Exercise details:
Look through the data below. Show each line where the string "trees" occurs.

======== Data for this task ========

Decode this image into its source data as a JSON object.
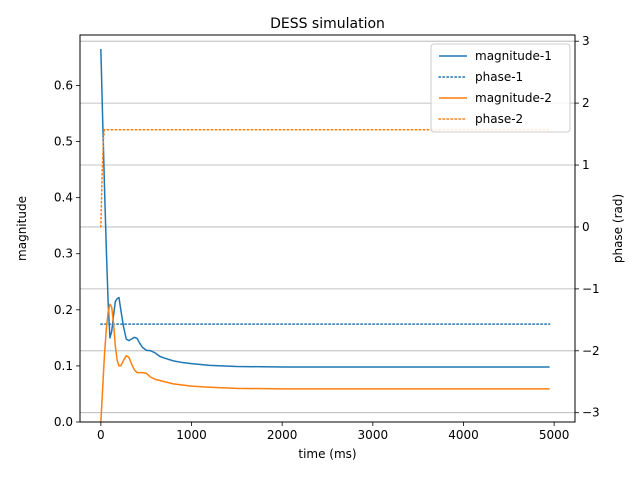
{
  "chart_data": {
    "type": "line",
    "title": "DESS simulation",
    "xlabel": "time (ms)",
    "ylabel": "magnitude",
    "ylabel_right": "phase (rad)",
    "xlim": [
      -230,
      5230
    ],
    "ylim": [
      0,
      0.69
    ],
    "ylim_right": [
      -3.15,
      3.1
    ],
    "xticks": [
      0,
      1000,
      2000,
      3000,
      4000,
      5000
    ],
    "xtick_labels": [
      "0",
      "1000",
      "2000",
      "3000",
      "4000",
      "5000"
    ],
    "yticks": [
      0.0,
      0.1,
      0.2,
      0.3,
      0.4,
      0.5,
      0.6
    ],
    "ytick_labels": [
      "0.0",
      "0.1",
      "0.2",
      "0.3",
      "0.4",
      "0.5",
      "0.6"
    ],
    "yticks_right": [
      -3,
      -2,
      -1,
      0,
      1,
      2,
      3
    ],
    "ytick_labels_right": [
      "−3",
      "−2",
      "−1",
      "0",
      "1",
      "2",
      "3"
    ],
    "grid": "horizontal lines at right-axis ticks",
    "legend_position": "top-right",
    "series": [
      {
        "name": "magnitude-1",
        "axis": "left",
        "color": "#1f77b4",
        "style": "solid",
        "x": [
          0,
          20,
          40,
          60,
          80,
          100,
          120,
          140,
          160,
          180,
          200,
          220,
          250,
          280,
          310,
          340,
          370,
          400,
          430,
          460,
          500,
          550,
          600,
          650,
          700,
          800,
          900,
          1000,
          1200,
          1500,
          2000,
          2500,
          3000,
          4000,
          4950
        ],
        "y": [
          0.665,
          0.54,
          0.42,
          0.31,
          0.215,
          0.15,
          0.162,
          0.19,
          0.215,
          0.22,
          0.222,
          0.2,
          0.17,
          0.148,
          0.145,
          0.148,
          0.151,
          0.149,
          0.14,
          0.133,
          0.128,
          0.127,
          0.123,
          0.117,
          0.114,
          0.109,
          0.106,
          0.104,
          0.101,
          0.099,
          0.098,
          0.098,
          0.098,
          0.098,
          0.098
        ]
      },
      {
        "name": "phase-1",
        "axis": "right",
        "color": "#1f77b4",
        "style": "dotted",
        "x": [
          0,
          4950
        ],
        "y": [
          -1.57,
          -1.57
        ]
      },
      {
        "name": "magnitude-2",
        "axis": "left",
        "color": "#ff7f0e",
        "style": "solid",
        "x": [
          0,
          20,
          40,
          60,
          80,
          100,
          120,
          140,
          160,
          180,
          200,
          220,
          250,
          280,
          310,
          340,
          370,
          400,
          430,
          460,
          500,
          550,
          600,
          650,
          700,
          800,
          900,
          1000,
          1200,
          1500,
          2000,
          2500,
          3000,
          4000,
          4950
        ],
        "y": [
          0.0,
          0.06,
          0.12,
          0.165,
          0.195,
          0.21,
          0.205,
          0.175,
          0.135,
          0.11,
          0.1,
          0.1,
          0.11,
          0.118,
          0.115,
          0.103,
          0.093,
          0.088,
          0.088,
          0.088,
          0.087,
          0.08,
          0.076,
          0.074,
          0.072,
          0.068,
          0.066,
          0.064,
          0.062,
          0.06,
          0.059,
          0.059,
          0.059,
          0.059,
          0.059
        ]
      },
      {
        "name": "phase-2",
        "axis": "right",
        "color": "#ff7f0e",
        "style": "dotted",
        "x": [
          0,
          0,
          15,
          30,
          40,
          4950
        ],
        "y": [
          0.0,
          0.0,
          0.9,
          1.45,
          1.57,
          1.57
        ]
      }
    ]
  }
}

========
======== Data for this task ========

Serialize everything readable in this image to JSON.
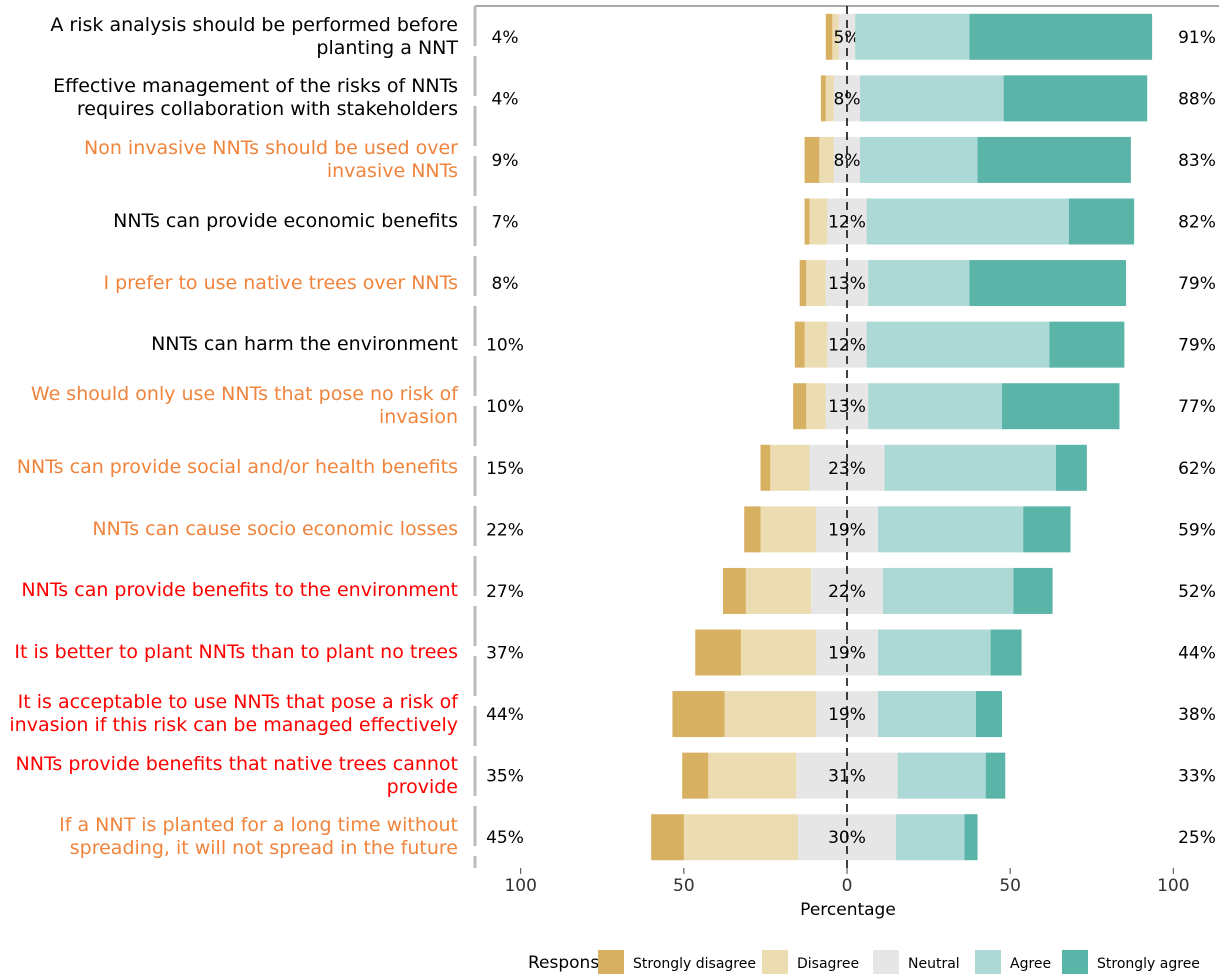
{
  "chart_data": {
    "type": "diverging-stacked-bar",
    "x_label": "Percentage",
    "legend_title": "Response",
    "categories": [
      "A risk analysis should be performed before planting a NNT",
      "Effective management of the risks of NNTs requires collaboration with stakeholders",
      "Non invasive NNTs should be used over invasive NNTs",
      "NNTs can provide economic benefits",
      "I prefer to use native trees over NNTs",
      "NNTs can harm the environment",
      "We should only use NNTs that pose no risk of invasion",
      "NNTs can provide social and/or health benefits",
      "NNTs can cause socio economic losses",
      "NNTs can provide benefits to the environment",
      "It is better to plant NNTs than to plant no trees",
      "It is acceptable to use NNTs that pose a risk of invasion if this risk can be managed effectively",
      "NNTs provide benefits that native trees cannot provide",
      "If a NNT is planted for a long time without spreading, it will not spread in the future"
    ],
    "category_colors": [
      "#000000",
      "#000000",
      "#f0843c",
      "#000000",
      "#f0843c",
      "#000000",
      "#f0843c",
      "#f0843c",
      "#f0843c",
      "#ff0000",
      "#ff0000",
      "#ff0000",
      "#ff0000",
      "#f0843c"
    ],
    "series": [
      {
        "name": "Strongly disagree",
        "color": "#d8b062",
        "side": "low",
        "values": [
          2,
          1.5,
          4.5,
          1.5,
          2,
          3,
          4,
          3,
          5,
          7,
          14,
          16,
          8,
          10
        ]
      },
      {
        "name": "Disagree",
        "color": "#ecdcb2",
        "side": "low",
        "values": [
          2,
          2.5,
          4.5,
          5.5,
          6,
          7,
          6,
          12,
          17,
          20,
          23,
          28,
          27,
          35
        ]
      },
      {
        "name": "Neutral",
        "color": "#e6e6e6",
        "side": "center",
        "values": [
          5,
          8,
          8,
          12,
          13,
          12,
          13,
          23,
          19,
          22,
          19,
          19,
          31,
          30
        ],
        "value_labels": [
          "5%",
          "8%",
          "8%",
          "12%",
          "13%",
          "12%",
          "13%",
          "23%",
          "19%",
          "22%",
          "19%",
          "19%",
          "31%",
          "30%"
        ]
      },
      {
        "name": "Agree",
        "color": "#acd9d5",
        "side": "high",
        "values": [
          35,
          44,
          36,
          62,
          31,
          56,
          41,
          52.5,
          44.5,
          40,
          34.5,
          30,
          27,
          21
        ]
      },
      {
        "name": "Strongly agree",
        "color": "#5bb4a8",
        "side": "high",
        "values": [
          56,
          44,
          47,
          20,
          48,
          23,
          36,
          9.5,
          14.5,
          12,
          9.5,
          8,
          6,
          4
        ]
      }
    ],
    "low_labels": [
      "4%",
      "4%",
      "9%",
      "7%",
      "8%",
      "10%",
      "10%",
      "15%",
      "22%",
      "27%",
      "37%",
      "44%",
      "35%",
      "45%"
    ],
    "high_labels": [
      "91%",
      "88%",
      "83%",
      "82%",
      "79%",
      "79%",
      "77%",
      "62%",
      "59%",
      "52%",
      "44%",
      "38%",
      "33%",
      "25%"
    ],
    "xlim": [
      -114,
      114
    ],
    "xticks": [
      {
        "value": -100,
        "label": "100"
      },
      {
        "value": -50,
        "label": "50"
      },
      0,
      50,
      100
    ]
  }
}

========

Response:
      "I prefer to use native trees over NNTs",
      "It is better to plant NNTs than to plant no trees",
      "NNTs provide benefits that native trees cannot provide",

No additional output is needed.